**DIRECTIVE**: Show every line containing "Armstrong" by copying it.
* Start SUPPLIED ENTRIES *
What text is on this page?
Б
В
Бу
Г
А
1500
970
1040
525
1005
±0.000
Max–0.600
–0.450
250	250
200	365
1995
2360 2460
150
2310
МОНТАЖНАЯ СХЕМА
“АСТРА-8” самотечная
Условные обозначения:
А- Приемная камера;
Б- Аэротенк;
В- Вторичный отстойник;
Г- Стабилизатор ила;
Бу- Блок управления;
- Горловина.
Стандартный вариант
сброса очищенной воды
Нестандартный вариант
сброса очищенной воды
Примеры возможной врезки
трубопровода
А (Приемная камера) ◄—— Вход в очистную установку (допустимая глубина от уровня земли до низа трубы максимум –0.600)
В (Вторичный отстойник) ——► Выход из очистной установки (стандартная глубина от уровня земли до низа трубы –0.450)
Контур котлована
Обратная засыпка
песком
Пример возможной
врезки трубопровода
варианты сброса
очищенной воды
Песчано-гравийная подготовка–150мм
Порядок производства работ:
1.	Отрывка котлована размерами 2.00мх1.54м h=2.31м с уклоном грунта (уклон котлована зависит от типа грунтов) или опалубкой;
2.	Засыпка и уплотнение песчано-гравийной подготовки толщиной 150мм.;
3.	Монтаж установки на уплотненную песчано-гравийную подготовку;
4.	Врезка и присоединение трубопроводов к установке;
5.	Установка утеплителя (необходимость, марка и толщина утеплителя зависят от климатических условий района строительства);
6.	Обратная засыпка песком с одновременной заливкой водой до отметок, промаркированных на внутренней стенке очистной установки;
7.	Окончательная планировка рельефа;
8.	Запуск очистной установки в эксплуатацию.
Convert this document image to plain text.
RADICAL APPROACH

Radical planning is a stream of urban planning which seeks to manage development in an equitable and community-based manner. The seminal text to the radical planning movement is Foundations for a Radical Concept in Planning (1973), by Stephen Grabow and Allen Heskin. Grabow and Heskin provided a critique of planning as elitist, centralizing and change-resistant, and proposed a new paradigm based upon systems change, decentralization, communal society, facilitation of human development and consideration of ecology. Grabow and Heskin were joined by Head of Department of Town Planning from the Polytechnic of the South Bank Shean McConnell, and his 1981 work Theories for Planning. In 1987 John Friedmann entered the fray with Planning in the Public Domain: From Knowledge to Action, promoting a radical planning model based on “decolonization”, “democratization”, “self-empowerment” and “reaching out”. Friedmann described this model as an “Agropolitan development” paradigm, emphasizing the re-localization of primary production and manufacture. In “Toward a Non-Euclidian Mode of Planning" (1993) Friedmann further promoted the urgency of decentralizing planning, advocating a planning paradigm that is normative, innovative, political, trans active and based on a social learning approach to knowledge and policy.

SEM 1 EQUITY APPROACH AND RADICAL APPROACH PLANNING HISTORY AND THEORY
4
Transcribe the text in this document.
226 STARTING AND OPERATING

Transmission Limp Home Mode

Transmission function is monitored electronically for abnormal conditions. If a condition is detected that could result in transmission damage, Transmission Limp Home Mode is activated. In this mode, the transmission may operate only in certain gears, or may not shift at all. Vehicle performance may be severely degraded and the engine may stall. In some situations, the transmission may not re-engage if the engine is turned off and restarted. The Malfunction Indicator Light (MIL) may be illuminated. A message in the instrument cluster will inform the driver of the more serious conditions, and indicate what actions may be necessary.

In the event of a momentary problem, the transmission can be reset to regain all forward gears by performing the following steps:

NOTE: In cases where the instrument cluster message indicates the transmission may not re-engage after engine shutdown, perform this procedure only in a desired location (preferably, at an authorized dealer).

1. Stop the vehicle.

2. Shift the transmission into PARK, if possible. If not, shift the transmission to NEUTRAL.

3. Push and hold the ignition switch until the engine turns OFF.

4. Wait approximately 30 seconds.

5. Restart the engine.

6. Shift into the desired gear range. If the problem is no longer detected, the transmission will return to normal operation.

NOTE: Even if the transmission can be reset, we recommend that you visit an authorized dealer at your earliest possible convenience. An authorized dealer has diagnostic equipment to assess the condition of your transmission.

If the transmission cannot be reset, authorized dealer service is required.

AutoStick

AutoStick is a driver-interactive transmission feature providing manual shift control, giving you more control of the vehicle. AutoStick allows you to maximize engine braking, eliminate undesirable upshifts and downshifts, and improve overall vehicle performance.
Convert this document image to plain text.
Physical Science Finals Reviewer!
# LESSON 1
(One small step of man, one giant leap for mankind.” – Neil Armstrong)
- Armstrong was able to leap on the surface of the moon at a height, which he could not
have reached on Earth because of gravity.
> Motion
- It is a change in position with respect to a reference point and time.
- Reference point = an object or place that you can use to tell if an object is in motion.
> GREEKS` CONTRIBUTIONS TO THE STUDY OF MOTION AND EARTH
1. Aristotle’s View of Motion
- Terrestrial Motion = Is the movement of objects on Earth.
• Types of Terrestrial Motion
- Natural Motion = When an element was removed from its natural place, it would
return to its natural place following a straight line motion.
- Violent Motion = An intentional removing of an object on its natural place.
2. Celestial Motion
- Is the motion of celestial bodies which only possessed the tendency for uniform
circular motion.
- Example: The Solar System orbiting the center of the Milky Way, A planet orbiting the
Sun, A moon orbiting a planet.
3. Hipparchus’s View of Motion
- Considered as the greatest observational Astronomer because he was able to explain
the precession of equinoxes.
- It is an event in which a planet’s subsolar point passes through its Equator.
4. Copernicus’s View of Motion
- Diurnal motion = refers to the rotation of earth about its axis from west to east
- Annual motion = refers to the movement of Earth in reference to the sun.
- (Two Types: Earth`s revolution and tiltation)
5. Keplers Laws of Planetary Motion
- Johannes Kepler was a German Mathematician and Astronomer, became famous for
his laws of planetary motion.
* End SUPPLIED ENTRIES *
**EXERCISE RESPONSE**:
(One small step of man, one giant leap for mankind.” – Neil Armstrong)
- Armstrong was able to leap on the surface of the moon at a height, which he could not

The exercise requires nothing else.